> [What needs to be done]
Go through the lines below and copy each one that holds the string "this".

■ ■ ■ ■ ■

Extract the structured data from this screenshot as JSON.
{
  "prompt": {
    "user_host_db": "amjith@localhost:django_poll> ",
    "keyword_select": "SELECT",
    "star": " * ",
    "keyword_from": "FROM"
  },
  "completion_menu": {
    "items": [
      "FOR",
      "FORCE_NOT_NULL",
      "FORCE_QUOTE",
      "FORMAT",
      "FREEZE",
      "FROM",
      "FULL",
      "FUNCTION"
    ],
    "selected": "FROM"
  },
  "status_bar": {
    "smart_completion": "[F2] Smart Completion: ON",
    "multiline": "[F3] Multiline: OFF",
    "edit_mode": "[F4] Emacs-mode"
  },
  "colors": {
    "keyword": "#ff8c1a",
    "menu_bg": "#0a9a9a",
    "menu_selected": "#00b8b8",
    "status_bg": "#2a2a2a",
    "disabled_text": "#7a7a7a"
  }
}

■ ■ ■ ■ ■

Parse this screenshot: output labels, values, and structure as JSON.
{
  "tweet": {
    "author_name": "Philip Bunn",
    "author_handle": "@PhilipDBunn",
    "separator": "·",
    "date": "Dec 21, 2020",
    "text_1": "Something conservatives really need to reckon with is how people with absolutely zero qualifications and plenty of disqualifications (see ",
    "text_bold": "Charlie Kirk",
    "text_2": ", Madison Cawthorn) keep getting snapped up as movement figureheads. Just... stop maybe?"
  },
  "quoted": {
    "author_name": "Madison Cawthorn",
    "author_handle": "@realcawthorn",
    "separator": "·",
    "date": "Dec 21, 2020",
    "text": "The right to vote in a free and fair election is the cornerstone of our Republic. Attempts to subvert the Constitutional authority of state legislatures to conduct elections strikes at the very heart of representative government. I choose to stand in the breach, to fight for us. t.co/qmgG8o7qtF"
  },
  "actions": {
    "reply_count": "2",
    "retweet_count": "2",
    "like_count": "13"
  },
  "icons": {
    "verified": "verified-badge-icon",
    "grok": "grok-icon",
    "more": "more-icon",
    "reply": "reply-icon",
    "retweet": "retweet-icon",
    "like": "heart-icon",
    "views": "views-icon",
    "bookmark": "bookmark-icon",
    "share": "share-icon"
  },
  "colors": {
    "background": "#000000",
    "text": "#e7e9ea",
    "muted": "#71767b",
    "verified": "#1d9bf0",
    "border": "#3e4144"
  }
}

■ ■ ■ ■ ■

> [Solved problem]
Extract the structured data from this screenshot as JSON.
Parse this screenshot: output labels, values, and structure as JSON.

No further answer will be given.